## OBJECTIVE
Every entry must be echoed exactly.

# # # # # # #

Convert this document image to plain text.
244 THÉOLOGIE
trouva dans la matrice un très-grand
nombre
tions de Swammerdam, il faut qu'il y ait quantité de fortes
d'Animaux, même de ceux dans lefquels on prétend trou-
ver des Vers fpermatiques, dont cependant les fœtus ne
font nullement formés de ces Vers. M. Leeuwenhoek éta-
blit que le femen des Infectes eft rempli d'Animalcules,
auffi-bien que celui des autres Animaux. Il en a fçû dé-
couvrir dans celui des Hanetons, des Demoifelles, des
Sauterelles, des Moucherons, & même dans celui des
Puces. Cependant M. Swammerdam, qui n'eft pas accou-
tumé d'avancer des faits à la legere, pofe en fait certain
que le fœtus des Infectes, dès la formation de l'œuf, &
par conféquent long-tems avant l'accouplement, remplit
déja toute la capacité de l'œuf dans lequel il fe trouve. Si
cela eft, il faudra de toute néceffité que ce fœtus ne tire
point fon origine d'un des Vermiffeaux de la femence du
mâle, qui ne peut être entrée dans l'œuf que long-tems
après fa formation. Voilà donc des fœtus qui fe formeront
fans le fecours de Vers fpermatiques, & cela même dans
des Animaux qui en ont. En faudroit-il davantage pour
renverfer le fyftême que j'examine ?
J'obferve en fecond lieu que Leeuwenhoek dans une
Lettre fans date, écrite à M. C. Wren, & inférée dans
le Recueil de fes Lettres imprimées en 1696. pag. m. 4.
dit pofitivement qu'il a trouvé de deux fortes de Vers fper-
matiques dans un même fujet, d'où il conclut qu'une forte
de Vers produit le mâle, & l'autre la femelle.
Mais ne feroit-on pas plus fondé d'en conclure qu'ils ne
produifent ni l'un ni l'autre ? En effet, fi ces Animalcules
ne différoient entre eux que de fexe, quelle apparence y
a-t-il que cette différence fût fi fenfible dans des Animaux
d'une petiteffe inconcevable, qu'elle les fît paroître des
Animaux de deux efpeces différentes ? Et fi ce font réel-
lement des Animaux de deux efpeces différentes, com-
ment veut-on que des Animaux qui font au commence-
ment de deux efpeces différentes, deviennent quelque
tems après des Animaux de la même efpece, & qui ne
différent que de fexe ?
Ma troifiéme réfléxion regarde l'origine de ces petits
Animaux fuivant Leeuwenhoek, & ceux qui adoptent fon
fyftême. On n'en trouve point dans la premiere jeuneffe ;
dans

# # # # # # #

## FULL ANSWER
Convert this document image to plain text.
244 THÉOLOGIE
trouva dans la matrice un très-grand
nombre
tions de Swammerdam, il faut qu'il y ait quantité de fortes
d'Animaux, même de ceux dans lefquels on prétend trou-
ver des Vers fpermatiques, dont cependant les fœtus ne
font nullement formés de ces Vers. M. Leeuwenhoek éta-
blit que le femen des Infectes eft rempli d'Animalcules,
auffi-bien que celui des autres Animaux. Il en a fçû dé-
couvrir dans celui des Hanetons, des Demoifelles, des
Sauterelles, des Moucherons, & même dans celui des
Puces. Cependant M. Swammerdam, qui n'eft pas accou-
tumé d'avancer des faits à la legere, pofe en fait certain
que le fœtus des Infectes, dès la formation de l'œuf, &
par conféquent long-tems avant l'accouplement, remplit
déja toute la capacité de l'œuf dans lequel il fe trouve. Si
cela eft, il faudra de toute néceffité que ce fœtus ne tire
point fon origine d'un des Vermiffeaux de la femence du
mâle, qui ne peut être entrée dans l'œuf que long-tems
après fa formation. Voilà donc des fœtus qui fe formeront
fans le fecours de Vers fpermatiques, & cela même dans
des Animaux qui en ont. En faudroit-il davantage pour
renverfer le fyftême que j'examine ?
J'obferve en fecond lieu que Leeuwenhoek dans une
Lettre fans date, écrite à M. C. Wren, & inférée dans
le Recueil de fes Lettres imprimées en 1696. pag. m. 4.
dit pofitivement qu'il a trouvé de deux fortes de Vers fper-
matiques dans un même fujet, d'où il conclut qu'une forte
de Vers produit le mâle, & l'autre la femelle.
Mais ne feroit-on pas plus fondé d'en conclure qu'ils ne
produifent ni l'un ni l'autre ? En effet, fi ces Animalcules
ne différoient entre eux que de fexe, quelle apparence y
a-t-il que cette différence fût fi fenfible dans des Animaux
d'une petiteffe inconcevable, qu'elle les fît paroître des
Animaux de deux efpeces différentes ? Et fi ce font réel-
lement des Animaux de deux efpeces différentes, com-
ment veut-on que des Animaux qui font au commence-
ment de deux efpeces différentes, deviennent quelque
tems après des Animaux de la même efpece, & qui ne
différent que de fexe ?
Ma troifiéme réfléxion regarde l'origine de ces petits
Animaux fuivant Leeuwenhoek, & ceux qui adoptent fon
fyftême. On n'en trouve point dans la premiere jeuneffe ;
dans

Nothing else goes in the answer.